Identify each line in the records below that contains the word "JSON", and copy it.

++++++++++

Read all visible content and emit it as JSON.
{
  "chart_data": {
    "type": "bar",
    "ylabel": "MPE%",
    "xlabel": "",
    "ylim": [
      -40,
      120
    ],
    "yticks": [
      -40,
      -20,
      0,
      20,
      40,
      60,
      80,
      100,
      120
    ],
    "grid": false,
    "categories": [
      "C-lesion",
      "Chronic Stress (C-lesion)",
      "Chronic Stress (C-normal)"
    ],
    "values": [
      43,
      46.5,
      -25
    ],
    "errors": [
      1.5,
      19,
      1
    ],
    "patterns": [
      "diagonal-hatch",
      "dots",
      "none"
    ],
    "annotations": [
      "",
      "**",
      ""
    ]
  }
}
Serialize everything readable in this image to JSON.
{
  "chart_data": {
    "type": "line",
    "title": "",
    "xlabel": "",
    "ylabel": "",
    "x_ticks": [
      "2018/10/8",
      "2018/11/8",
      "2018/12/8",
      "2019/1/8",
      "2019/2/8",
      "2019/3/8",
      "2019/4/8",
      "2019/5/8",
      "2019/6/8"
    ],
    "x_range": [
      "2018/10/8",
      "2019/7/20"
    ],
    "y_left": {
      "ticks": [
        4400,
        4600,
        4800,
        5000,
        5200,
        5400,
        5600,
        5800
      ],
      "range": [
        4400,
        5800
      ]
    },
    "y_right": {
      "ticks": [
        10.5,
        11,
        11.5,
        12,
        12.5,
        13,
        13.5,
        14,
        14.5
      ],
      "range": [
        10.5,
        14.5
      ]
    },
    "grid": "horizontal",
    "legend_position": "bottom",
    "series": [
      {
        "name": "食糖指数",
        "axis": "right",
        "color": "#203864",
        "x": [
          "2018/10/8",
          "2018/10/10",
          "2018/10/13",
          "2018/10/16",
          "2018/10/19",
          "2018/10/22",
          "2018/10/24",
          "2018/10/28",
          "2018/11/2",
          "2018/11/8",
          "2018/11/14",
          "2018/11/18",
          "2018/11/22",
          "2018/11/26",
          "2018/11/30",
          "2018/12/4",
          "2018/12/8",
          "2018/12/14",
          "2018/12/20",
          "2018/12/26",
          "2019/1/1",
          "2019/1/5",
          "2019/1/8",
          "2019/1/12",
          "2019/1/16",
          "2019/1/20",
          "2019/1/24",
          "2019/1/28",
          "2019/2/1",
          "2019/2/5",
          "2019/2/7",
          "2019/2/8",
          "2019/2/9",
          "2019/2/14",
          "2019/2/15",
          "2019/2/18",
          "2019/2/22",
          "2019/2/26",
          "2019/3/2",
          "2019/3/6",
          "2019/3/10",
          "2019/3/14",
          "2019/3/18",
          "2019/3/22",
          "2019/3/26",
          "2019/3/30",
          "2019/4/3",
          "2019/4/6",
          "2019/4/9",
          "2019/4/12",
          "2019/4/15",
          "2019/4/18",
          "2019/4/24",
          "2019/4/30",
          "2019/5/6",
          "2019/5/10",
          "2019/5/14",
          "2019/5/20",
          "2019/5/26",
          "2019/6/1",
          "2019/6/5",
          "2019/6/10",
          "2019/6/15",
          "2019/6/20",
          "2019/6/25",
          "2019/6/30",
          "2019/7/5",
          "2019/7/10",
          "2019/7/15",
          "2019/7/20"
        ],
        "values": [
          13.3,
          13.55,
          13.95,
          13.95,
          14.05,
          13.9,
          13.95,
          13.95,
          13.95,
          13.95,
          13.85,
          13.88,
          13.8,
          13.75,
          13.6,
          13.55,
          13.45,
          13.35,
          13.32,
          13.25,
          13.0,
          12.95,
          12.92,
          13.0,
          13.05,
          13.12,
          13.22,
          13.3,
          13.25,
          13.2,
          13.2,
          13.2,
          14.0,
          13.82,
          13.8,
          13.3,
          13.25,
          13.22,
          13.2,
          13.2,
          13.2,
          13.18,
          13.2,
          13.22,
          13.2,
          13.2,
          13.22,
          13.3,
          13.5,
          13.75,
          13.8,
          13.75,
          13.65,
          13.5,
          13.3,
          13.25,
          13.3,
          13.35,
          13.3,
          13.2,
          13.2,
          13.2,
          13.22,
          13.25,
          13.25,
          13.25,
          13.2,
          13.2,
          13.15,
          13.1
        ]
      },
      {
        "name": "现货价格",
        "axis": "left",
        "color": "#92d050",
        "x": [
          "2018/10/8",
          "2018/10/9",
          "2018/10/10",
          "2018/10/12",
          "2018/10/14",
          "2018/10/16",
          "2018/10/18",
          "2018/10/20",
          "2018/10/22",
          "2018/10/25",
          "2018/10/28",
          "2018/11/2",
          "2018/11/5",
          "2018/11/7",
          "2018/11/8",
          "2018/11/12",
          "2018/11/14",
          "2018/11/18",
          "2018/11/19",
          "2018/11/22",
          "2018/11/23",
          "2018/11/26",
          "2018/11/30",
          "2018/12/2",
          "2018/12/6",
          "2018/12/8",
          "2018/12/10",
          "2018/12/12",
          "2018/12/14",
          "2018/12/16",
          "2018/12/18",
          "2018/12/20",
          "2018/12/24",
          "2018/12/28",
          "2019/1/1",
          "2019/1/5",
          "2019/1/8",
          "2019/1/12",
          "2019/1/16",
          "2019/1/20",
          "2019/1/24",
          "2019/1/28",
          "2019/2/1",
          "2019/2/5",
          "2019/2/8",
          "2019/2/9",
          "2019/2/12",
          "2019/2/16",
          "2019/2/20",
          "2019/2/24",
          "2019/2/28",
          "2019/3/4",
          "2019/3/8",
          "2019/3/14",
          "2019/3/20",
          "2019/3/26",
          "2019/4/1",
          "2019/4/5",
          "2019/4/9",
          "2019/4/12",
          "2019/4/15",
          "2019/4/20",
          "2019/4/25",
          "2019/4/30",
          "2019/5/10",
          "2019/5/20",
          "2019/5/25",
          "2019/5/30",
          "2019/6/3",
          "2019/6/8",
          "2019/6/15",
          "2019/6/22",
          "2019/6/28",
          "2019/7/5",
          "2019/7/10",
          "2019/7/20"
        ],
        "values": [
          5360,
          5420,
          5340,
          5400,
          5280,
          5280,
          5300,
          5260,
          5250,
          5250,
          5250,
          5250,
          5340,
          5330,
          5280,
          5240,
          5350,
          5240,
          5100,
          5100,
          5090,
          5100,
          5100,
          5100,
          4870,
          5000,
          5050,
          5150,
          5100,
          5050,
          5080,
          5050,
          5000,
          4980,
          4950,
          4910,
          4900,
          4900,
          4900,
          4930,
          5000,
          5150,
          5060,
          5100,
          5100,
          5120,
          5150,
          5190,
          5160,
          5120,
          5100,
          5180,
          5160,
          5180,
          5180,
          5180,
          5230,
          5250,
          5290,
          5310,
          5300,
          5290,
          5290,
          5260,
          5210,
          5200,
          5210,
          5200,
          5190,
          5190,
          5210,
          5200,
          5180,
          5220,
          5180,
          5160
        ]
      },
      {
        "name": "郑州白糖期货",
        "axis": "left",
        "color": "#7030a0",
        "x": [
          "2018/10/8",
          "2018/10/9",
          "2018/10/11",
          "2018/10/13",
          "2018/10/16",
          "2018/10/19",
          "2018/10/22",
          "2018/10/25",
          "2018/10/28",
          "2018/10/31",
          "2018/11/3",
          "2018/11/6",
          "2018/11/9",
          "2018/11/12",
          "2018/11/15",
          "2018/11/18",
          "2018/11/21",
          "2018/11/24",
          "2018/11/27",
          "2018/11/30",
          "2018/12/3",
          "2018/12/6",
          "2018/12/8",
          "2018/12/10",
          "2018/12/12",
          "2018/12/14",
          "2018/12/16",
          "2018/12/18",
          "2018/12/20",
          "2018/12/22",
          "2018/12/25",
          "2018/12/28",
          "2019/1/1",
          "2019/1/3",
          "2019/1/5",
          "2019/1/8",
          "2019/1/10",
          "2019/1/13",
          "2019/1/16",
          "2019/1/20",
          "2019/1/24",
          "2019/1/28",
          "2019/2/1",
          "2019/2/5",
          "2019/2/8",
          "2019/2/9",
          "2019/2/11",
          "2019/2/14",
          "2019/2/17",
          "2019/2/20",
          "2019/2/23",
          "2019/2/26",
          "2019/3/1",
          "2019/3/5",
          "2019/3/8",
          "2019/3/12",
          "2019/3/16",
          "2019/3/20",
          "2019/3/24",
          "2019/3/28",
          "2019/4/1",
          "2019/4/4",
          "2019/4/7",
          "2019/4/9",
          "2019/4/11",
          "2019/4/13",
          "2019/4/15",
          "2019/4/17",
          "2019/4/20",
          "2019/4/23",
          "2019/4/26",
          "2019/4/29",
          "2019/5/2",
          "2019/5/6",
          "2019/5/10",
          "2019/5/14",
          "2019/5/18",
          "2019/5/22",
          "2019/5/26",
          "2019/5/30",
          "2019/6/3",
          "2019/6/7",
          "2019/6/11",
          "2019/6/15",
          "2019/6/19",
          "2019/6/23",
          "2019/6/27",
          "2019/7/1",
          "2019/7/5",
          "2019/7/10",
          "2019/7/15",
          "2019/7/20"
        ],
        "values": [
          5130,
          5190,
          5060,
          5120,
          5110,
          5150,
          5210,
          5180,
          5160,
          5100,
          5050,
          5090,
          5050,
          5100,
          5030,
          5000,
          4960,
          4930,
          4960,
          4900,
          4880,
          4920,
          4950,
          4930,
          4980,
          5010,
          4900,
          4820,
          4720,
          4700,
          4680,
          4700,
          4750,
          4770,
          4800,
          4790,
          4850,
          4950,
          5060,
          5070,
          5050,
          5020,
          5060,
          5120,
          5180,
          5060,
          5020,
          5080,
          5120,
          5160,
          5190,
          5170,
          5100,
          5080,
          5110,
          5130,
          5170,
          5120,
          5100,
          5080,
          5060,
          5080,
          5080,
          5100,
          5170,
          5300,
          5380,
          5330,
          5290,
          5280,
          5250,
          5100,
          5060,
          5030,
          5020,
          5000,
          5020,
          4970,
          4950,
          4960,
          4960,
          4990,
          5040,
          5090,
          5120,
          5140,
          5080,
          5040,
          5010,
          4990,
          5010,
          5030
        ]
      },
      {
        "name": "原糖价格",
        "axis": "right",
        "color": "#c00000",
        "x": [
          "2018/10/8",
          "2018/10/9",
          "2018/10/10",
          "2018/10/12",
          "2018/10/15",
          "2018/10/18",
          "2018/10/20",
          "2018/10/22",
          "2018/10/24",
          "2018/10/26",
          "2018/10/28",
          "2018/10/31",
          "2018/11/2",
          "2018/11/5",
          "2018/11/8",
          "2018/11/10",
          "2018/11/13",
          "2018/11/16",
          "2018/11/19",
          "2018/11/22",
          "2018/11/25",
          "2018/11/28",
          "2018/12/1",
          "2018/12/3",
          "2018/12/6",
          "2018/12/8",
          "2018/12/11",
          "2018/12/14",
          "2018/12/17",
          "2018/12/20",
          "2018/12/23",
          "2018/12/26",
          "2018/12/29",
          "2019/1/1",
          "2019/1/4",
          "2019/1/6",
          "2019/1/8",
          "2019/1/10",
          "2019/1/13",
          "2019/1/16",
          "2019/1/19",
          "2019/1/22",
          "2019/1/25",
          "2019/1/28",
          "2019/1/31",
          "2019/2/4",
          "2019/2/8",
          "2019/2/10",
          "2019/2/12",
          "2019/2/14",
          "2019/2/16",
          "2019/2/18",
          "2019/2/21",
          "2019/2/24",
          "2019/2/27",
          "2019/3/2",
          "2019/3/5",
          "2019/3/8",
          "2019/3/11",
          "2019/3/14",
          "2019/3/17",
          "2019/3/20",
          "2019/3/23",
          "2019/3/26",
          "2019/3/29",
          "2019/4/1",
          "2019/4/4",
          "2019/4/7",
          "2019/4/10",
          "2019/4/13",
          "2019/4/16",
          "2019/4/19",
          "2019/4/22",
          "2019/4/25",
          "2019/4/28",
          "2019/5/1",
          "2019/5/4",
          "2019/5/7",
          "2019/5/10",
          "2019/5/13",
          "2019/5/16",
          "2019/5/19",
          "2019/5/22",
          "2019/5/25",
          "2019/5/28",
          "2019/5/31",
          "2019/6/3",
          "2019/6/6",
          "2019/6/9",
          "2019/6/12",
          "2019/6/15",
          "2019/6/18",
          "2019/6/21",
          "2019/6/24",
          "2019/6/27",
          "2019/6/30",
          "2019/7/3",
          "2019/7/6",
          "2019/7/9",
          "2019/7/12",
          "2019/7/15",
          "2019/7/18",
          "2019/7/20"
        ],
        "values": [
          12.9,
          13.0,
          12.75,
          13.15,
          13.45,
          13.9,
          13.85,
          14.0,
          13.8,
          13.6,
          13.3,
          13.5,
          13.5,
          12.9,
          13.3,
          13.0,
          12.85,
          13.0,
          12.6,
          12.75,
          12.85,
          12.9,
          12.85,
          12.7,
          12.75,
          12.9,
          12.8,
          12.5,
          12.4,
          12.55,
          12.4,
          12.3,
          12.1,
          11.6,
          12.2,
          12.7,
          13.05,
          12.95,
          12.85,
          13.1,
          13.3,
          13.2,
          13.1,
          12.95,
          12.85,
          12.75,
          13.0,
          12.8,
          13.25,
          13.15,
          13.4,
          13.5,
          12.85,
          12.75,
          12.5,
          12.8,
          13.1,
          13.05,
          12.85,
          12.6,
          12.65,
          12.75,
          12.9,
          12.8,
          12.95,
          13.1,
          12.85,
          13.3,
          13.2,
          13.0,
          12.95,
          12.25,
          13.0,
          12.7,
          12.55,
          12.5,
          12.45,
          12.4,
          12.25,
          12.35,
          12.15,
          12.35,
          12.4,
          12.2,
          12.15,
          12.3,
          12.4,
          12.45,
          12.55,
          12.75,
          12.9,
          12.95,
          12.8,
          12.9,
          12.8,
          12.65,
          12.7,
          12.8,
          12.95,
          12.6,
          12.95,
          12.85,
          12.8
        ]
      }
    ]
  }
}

++++++++++

RESPONSE:
Read all visible content and emit it as JSON.
Serialize everything readable in this image to JSON.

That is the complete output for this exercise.